# Exercise brief
Assemble all lines in which the string "Daily" appears.

# Input records
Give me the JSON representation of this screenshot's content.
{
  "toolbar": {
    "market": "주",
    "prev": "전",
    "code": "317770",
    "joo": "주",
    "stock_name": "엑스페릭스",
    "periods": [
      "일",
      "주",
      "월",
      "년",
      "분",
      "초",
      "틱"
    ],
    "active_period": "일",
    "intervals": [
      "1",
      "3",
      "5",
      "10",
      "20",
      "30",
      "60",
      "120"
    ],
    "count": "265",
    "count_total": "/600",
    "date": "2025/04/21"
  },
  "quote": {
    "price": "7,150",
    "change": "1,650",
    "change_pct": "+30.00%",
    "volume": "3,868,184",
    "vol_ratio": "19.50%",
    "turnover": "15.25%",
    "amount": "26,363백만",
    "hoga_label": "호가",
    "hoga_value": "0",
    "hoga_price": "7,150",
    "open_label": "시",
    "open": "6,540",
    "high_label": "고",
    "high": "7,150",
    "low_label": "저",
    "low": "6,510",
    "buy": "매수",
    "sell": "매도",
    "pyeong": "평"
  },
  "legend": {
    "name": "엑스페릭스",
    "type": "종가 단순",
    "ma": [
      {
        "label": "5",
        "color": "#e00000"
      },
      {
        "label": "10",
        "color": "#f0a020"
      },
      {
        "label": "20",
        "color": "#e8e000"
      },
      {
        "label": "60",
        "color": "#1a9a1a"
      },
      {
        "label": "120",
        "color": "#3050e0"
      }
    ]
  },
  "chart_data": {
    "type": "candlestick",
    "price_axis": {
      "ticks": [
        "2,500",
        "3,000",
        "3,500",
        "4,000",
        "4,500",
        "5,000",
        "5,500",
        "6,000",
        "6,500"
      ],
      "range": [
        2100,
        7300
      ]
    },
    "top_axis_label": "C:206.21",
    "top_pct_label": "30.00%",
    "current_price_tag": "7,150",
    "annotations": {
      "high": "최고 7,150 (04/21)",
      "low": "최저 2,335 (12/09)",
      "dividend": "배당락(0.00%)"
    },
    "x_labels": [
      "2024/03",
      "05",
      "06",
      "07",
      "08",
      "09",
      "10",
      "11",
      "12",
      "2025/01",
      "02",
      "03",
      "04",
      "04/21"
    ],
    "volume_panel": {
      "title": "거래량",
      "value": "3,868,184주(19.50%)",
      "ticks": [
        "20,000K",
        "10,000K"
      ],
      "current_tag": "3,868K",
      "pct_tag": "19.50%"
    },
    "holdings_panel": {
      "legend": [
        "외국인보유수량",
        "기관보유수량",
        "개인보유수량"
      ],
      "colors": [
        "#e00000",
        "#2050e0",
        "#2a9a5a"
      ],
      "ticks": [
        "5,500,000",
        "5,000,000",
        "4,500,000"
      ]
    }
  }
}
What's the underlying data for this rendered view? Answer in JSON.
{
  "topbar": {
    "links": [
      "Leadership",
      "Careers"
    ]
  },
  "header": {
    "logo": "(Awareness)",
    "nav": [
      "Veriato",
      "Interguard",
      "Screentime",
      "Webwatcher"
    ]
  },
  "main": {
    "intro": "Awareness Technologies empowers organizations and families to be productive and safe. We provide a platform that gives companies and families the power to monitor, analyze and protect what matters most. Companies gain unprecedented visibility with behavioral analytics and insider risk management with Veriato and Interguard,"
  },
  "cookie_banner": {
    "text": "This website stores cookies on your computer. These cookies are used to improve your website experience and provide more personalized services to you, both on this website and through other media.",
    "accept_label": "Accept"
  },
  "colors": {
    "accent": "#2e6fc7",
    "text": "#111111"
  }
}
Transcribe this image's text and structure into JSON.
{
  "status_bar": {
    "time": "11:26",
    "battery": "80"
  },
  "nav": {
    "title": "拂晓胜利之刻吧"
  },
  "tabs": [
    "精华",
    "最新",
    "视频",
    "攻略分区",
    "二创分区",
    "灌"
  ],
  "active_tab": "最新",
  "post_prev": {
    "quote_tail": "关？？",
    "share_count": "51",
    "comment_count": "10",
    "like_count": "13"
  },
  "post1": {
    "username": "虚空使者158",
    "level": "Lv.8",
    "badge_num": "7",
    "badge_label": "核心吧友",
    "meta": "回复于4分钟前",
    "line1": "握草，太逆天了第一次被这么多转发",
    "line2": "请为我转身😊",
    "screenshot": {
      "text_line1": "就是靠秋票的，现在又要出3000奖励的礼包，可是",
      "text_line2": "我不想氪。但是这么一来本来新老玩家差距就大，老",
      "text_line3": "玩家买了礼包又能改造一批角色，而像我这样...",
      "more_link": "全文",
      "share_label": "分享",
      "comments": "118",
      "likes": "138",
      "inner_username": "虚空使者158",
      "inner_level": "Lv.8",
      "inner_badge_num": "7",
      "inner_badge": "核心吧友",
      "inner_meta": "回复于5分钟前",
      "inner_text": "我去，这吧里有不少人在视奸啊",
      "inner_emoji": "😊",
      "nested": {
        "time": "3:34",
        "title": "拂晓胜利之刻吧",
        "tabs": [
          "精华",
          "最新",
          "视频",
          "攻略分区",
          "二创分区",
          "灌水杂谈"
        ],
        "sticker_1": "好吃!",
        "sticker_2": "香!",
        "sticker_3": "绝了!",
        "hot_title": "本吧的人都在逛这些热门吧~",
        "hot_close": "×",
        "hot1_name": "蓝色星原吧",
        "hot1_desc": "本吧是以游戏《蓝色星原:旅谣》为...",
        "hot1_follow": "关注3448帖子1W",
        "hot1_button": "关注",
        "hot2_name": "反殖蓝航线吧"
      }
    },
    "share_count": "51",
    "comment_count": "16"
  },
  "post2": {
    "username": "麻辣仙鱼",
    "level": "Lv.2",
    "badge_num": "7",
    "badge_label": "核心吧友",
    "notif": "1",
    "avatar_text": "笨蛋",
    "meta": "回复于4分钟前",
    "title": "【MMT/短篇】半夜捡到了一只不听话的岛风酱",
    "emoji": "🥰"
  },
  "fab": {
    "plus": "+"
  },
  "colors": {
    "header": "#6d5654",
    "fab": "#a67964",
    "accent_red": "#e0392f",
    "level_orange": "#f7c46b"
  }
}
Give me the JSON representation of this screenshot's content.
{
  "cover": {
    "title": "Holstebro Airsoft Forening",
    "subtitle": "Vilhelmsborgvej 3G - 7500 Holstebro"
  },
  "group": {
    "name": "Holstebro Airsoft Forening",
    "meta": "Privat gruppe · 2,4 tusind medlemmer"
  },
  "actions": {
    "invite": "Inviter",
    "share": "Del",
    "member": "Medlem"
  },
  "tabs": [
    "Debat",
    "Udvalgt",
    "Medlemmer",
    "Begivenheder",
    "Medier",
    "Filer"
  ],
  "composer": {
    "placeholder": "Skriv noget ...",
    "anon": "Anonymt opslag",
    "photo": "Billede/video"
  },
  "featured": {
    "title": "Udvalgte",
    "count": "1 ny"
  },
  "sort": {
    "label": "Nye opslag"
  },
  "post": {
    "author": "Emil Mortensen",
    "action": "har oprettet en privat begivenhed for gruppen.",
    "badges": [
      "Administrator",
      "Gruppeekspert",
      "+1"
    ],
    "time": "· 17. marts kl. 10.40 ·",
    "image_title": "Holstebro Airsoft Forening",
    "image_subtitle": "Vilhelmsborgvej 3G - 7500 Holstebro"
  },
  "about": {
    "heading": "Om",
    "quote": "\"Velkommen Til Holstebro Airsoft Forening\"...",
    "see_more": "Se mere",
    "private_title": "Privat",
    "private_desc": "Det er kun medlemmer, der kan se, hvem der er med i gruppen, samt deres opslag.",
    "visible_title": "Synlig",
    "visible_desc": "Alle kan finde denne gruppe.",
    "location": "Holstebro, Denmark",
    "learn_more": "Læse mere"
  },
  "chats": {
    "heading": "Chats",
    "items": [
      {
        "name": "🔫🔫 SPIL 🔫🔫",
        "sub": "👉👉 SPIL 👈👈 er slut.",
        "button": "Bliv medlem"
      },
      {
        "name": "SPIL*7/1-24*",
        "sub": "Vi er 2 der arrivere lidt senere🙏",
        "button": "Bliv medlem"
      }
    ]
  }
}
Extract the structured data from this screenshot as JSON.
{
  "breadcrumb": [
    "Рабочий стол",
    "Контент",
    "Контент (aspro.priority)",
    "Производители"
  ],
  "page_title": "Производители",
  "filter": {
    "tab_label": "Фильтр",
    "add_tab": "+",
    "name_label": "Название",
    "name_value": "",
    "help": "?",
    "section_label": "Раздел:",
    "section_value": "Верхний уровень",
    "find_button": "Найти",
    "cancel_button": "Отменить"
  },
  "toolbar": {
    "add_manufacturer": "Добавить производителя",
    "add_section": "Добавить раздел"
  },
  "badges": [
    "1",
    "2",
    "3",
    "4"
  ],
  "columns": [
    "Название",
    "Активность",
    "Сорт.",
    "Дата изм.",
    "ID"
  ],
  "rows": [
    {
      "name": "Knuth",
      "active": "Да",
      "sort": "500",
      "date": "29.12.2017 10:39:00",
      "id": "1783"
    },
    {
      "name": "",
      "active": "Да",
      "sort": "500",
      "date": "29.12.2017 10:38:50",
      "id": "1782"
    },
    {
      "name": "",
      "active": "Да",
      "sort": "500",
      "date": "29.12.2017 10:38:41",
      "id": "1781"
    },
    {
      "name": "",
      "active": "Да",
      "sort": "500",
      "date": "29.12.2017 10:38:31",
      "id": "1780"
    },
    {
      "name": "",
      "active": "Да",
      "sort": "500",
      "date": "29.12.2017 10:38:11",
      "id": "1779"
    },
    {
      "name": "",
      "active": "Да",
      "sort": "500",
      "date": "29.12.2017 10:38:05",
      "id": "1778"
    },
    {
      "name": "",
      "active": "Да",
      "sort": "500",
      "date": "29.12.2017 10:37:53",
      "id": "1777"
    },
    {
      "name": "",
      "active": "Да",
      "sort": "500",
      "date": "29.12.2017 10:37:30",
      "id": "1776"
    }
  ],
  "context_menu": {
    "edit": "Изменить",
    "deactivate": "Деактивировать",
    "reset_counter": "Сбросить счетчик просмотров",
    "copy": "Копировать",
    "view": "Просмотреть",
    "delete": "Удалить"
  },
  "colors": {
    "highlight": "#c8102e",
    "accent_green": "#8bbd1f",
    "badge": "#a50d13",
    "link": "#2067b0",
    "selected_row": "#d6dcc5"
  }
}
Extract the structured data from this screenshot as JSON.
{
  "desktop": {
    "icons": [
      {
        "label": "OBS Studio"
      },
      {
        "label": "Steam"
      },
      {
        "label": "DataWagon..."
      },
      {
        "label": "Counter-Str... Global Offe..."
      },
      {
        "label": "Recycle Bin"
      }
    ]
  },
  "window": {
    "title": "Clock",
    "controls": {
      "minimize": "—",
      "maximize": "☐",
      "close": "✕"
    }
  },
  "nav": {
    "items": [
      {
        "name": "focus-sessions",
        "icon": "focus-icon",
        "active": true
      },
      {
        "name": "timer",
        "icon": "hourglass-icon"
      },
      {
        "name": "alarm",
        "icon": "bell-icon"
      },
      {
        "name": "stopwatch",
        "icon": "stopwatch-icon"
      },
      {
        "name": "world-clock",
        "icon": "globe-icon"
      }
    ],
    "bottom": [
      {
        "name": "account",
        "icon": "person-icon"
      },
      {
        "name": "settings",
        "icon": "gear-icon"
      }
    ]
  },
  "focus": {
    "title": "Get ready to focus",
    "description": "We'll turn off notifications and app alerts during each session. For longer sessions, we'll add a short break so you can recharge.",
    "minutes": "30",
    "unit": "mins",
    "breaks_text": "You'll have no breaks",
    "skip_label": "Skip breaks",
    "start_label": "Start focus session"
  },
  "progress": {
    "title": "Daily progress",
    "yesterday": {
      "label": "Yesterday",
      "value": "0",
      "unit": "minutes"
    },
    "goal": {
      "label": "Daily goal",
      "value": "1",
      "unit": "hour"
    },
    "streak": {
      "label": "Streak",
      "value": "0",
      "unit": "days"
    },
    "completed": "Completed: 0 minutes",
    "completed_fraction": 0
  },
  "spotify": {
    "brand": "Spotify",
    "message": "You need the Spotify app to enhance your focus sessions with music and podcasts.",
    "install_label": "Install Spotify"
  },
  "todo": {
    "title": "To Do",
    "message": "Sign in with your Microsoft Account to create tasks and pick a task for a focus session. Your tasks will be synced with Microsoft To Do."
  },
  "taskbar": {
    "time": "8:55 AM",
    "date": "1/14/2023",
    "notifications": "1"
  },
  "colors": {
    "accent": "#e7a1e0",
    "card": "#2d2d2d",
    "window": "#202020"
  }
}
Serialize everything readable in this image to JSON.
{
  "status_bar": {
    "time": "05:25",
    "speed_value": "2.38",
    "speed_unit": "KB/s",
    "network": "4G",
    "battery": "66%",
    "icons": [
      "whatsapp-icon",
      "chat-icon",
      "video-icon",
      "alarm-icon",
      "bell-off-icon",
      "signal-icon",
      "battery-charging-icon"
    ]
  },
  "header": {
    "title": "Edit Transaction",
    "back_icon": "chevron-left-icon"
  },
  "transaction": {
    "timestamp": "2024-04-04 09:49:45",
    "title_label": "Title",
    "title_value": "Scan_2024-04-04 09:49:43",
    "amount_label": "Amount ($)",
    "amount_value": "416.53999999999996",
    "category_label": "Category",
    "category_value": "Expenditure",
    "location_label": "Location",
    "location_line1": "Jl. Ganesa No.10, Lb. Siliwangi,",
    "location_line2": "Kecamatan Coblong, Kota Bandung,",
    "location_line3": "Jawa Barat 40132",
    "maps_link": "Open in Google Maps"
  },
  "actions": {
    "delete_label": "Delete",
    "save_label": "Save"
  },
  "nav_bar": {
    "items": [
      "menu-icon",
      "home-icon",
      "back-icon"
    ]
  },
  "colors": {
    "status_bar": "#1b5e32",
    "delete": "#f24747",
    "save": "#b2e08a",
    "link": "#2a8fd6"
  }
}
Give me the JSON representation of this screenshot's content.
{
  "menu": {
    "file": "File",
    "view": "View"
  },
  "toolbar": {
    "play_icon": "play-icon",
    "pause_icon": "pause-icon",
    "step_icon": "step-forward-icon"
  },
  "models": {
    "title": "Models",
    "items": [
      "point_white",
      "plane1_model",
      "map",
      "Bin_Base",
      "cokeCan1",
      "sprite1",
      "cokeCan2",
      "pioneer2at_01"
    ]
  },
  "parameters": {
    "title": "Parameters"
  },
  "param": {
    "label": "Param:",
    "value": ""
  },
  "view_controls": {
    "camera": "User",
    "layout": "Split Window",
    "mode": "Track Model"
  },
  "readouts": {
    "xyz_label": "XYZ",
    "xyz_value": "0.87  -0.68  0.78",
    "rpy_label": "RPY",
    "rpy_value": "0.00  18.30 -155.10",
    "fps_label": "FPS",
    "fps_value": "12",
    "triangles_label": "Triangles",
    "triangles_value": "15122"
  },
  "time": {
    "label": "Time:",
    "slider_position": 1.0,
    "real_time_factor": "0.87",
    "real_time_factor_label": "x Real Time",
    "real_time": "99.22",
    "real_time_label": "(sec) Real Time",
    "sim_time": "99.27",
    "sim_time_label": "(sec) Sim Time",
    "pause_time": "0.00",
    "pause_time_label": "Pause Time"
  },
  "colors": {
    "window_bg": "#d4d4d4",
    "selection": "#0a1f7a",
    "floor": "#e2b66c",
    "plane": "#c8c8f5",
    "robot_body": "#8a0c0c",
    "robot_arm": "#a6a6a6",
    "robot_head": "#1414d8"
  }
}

# Solution below
    "title": "Daily progress",
      "label": "Daily goal",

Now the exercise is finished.